Reproduce every line of the rows below word for word, with nothing changed, added, or left out.

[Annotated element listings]
* * *

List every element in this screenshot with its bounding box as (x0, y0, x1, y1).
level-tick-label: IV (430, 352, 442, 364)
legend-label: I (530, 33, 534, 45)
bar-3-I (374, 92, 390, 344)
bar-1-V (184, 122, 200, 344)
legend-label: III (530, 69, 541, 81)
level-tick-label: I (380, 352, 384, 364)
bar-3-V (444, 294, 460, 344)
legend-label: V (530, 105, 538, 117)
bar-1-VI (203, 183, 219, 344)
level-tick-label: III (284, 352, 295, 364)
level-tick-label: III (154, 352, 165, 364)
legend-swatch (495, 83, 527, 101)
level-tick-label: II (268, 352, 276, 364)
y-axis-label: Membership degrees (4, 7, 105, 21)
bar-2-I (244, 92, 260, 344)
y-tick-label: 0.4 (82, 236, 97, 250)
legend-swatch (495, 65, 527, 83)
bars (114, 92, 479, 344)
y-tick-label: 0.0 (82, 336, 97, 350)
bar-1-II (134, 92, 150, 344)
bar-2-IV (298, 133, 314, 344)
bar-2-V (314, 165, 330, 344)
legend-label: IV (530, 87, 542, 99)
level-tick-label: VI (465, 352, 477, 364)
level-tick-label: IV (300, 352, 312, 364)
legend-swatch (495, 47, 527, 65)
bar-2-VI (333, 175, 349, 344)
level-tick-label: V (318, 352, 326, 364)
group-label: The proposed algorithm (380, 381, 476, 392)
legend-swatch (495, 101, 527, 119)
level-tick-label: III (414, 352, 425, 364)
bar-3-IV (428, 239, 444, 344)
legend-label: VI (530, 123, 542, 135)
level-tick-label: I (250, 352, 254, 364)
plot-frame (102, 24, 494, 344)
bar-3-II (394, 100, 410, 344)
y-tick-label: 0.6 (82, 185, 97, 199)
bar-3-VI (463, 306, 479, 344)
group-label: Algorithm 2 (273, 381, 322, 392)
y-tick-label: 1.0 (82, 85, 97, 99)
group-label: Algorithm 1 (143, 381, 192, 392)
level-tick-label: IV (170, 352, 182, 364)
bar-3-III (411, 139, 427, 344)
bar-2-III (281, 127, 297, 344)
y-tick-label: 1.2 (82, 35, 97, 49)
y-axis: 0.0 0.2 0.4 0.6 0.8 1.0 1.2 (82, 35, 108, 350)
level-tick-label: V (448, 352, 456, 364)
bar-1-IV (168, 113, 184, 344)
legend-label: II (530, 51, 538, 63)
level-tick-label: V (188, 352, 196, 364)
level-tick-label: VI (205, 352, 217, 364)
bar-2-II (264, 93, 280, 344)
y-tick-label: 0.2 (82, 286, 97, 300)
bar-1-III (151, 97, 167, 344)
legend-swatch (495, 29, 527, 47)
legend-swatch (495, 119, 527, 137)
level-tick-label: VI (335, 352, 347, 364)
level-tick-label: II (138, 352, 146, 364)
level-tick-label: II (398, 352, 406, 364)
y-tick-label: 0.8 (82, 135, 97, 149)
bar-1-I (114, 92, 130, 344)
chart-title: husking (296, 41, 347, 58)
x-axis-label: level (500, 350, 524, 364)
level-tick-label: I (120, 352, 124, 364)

* * *

#### [THE OUTPUT]
List every element in this screenshot with its bounding box as (x0, y0, x1, y1).
level-tick-label: IV (430, 352, 442, 364)
legend-label: I (530, 33, 534, 45)
bar-3-I (374, 92, 390, 344)
bar-1-V (184, 122, 200, 344)
legend-label: III (530, 69, 541, 81)
level-tick-label: I (380, 352, 384, 364)
bar-3-V (444, 294, 460, 344)
legend-label: V (530, 105, 538, 117)
bar-1-VI (203, 183, 219, 344)
level-tick-label: III (284, 352, 295, 364)
level-tick-label: III (154, 352, 165, 364)
legend-swatch (495, 83, 527, 101)
level-tick-label: II (268, 352, 276, 364)
y-axis-label: Membership degrees (4, 7, 105, 21)
bar-2-I (244, 92, 260, 344)
y-tick-label: 0.4 (82, 236, 97, 250)
legend-swatch (495, 65, 527, 83)
bars (114, 92, 479, 344)
y-tick-label: 0.0 (82, 336, 97, 350)
bar-1-II (134, 92, 150, 344)
bar-2-IV (298, 133, 314, 344)
bar-2-V (314, 165, 330, 344)
legend-label: IV (530, 87, 542, 99)
level-tick-label: VI (465, 352, 477, 364)
level-tick-label: IV (300, 352, 312, 364)
legend-swatch (495, 47, 527, 65)
bar-2-VI (333, 175, 349, 344)
level-tick-label: V (318, 352, 326, 364)
group-label: The proposed algorithm (380, 381, 476, 392)
legend-swatch (495, 101, 527, 119)
level-tick-label: III (414, 352, 425, 364)
bar-3-IV (428, 239, 444, 344)
legend-label: VI (530, 123, 542, 135)
level-tick-label: I (250, 352, 254, 364)
plot-frame (102, 24, 494, 344)
bar-3-II (394, 100, 410, 344)
y-tick-label: 0.6 (82, 185, 97, 199)
bar-3-VI (463, 306, 479, 344)
group-label: Algorithm 2 (273, 381, 322, 392)
y-tick-label: 1.0 (82, 85, 97, 99)
group-label: Algorithm 1 (143, 381, 192, 392)
level-tick-label: IV (170, 352, 182, 364)
bar-3-III (411, 139, 427, 344)
bar-2-III (281, 127, 297, 344)
y-tick-label: 1.2 (82, 35, 97, 49)
y-axis: 0.0 0.2 0.4 0.6 0.8 1.0 1.2 (82, 35, 108, 350)
level-tick-label: V (448, 352, 456, 364)
bar-1-IV (168, 113, 184, 344)
legend-label: II (530, 51, 538, 63)
level-tick-label: V (188, 352, 196, 364)
level-tick-label: VI (205, 352, 217, 364)
bar-2-II (264, 93, 280, 344)
y-tick-label: 0.2 (82, 286, 97, 300)
bar-1-III (151, 97, 167, 344)
legend-swatch (495, 29, 527, 47)
legend-swatch (495, 119, 527, 137)
level-tick-label: VI (335, 352, 347, 364)
level-tick-label: II (138, 352, 146, 364)
level-tick-label: II (398, 352, 406, 364)
y-tick-label: 0.8 (82, 135, 97, 149)
bar-1-I (114, 92, 130, 344)
chart-title: husking (296, 41, 347, 58)
x-axis-label: level (500, 350, 524, 364)
level-tick-label: I (120, 352, 124, 364)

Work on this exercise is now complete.